> [Collected data]:

□ □ □

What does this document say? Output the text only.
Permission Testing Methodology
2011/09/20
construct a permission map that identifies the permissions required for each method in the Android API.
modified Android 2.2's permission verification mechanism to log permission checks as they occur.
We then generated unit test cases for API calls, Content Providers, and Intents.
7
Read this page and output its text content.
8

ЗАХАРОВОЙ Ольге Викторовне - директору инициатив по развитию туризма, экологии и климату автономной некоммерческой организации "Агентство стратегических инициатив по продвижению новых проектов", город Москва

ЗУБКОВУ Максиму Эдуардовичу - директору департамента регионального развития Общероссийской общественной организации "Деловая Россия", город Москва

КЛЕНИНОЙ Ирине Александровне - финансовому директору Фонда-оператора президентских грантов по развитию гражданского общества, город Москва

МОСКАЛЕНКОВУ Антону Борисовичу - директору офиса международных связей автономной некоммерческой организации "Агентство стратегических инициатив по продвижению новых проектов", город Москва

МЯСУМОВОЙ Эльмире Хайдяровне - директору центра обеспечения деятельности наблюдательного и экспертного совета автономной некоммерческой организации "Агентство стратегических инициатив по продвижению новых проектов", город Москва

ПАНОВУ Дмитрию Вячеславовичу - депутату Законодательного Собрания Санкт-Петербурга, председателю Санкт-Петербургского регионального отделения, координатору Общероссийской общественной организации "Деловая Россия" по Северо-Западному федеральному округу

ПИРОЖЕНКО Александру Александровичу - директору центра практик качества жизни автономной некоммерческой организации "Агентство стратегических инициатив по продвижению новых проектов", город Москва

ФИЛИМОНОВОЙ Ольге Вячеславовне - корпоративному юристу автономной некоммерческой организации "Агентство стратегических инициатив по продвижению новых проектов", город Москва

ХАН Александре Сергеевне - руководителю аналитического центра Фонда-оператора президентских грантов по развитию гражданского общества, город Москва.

□ □ □

> [OBJECTIVE]:
Produce a verbatim transcription of the entries above.

> [EXERCISE ANSWER]:
What does this document say? Output the text only.
Permission Testing Methodology
2011/09/20
construct a permission map that identifies the permissions required for each method in the Android API.
modified Android 2.2's permission verification mechanism to log permission checks as they occur.
We then generated unit test cases for API calls, Content Providers, and Intents.
7
Read this page and output its text content.
8

ЗАХАРОВОЙ Ольге Викторовне - директору инициатив по развитию туризма, экологии и климату автономной некоммерческой организации "Агентство стратегических инициатив по продвижению новых проектов", город Москва

ЗУБКОВУ Максиму Эдуардовичу - директору департамента регионального развития Общероссийской общественной организации "Деловая Россия", город Москва

КЛЕНИНОЙ Ирине Александровне - финансовому директору Фонда-оператора президентских грантов по развитию гражданского общества, город Москва

МОСКАЛЕНКОВУ Антону Борисовичу - директору офиса международных связей автономной некоммерческой организации "Агентство стратегических инициатив по продвижению новых проектов", город Москва

МЯСУМОВОЙ Эльмире Хайдяровне - директору центра обеспечения деятельности наблюдательного и экспертного совета автономной некоммерческой организации "Агентство стратегических инициатив по продвижению новых проектов", город Москва

ПАНОВУ Дмитрию Вячеславовичу - депутату Законодательного Собрания Санкт-Петербурга, председателю Санкт-Петербургского регионального отделения, координатору Общероссийской общественной организации "Деловая Россия" по Северо-Западному федеральному округу

ПИРОЖЕНКО Александру Александровичу - директору центра практик качества жизни автономной некоммерческой организации "Агентство стратегических инициатив по продвижению новых проектов", город Москва

ФИЛИМОНОВОЙ Ольге Вячеславовне - корпоративному юристу автономной некоммерческой организации "Агентство стратегических инициатив по продвижению новых проектов", город Москва

ХАН Александре Сергеевне - руководителю аналитического центра Фонда-оператора президентских грантов по развитию гражданского общества, город Москва.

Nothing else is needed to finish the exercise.